# [STATED EXERCISE]
Type every record exactly as it appears.

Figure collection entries
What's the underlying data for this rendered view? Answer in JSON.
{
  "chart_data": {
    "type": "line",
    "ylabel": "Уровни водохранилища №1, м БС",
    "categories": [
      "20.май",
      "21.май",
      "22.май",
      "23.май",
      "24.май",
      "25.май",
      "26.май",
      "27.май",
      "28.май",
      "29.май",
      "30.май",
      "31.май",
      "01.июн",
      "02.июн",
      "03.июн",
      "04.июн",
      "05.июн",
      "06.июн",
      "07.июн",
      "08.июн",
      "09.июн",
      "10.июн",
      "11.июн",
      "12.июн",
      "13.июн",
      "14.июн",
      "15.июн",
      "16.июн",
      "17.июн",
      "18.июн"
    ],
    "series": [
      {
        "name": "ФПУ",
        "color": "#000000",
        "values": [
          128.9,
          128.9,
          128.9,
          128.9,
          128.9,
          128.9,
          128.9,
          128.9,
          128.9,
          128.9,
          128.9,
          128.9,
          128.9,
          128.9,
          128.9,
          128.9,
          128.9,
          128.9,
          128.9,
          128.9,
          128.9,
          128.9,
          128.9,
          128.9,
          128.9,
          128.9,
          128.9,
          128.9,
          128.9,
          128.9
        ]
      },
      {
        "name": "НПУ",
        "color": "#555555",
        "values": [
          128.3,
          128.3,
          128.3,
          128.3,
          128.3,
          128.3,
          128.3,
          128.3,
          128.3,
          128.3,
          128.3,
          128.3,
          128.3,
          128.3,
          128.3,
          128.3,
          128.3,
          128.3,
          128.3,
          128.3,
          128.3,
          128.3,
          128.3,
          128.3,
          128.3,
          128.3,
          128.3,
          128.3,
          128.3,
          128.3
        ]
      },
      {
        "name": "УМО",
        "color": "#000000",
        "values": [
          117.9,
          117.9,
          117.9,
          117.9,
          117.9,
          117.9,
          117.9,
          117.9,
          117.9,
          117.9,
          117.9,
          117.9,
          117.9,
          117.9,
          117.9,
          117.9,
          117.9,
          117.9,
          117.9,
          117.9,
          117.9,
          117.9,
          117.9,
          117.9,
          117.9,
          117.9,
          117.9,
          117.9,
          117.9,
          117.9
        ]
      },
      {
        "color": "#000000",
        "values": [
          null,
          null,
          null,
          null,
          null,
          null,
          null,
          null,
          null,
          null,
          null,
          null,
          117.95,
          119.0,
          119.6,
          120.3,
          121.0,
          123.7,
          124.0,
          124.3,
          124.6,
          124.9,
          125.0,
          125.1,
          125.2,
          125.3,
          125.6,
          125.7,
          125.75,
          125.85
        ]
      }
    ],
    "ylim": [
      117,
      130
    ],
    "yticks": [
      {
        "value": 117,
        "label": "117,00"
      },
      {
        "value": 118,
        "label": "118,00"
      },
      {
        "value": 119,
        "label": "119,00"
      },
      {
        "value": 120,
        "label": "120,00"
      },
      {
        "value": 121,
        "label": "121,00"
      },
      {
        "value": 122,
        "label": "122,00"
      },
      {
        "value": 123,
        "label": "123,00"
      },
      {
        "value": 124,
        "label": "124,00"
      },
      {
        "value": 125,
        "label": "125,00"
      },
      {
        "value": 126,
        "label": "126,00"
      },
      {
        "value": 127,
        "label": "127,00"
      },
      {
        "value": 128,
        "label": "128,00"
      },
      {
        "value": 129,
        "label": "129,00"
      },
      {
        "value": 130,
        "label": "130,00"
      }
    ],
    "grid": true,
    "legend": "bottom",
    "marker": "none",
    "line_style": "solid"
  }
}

# [PROBLEM SOLUTION]
What's the underlying data for this rendered view? Answer in JSON.
{
  "chart_data": {
    "type": "line",
    "ylabel": "Уровни водохранилища №1, м БС",
    "categories": [
      "20.май",
      "21.май",
      "22.май",
      "23.май",
      "24.май",
      "25.май",
      "26.май",
      "27.май",
      "28.май",
      "29.май",
      "30.май",
      "31.май",
      "01.июн",
      "02.июн",
      "03.июн",
      "04.июн",
      "05.июн",
      "06.июн",
      "07.июн",
      "08.июн",
      "09.июн",
      "10.июн",
      "11.июн",
      "12.июн",
      "13.июн",
      "14.июн",
      "15.июн",
      "16.июн",
      "17.июн",
      "18.июн"
    ],
    "series": [
      {
        "name": "ФПУ",
        "color": "#000000",
        "values": [
          128.9,
          128.9,
          128.9,
          128.9,
          128.9,
          128.9,
          128.9,
          128.9,
          128.9,
          128.9,
          128.9,
          128.9,
          128.9,
          128.9,
          128.9,
          128.9,
          128.9,
          128.9,
          128.9,
          128.9,
          128.9,
          128.9,
          128.9,
          128.9,
          128.9,
          128.9,
          128.9,
          128.9,
          128.9,
          128.9
        ]
      },
      {
        "name": "НПУ",
        "color": "#555555",
        "values": [
          128.3,
          128.3,
          128.3,
          128.3,
          128.3,
          128.3,
          128.3,
          128.3,
          128.3,
          128.3,
          128.3,
          128.3,
          128.3,
          128.3,
          128.3,
          128.3,
          128.3,
          128.3,
          128.3,
          128.3,
          128.3,
          128.3,
          128.3,
          128.3,
          128.3,
          128.3,
          128.3,
          128.3,
          128.3,
          128.3
        ]
      },
      {
        "name": "УМО",
        "color": "#000000",
        "values": [
          117.9,
          117.9,
          117.9,
          117.9,
          117.9,
          117.9,
          117.9,
          117.9,
          117.9,
          117.9,
          117.9,
          117.9,
          117.9,
          117.9,
          117.9,
          117.9,
          117.9,
          117.9,
          117.9,
          117.9,
          117.9,
          117.9,
          117.9,
          117.9,
          117.9,
          117.9,
          117.9,
          117.9,
          117.9,
          117.9
        ]
      },
      {
        "color": "#000000",
        "values": [
          null,
          null,
          null,
          null,
          null,
          null,
          null,
          null,
          null,
          null,
          null,
          null,
          117.95,
          119.0,
          119.6,
          120.3,
          121.0,
          123.7,
          124.0,
          124.3,
          124.6,
          124.9,
          125.0,
          125.1,
          125.2,
          125.3,
          125.6,
          125.7,
          125.75,
          125.85
        ]
      }
    ],
    "ylim": [
      117,
      130
    ],
    "yticks": [
      {
        "value": 117,
        "label": "117,00"
      },
      {
        "value": 118,
        "label": "118,00"
      },
      {
        "value": 119,
        "label": "119,00"
      },
      {
        "value": 120,
        "label": "120,00"
      },
      {
        "value": 121,
        "label": "121,00"
      },
      {
        "value": 122,
        "label": "122,00"
      },
      {
        "value": 123,
        "label": "123,00"
      },
      {
        "value": 124,
        "label": "124,00"
      },
      {
        "value": 125,
        "label": "125,00"
      },
      {
        "value": 126,
        "label": "126,00"
      },
      {
        "value": 127,
        "label": "127,00"
      },
      {
        "value": 128,
        "label": "128,00"
      },
      {
        "value": 129,
        "label": "129,00"
      },
      {
        "value": 130,
        "label": "130,00"
      }
    ],
    "grid": true,
    "legend": "bottom",
    "marker": "none",
    "line_style": "solid"
  }
}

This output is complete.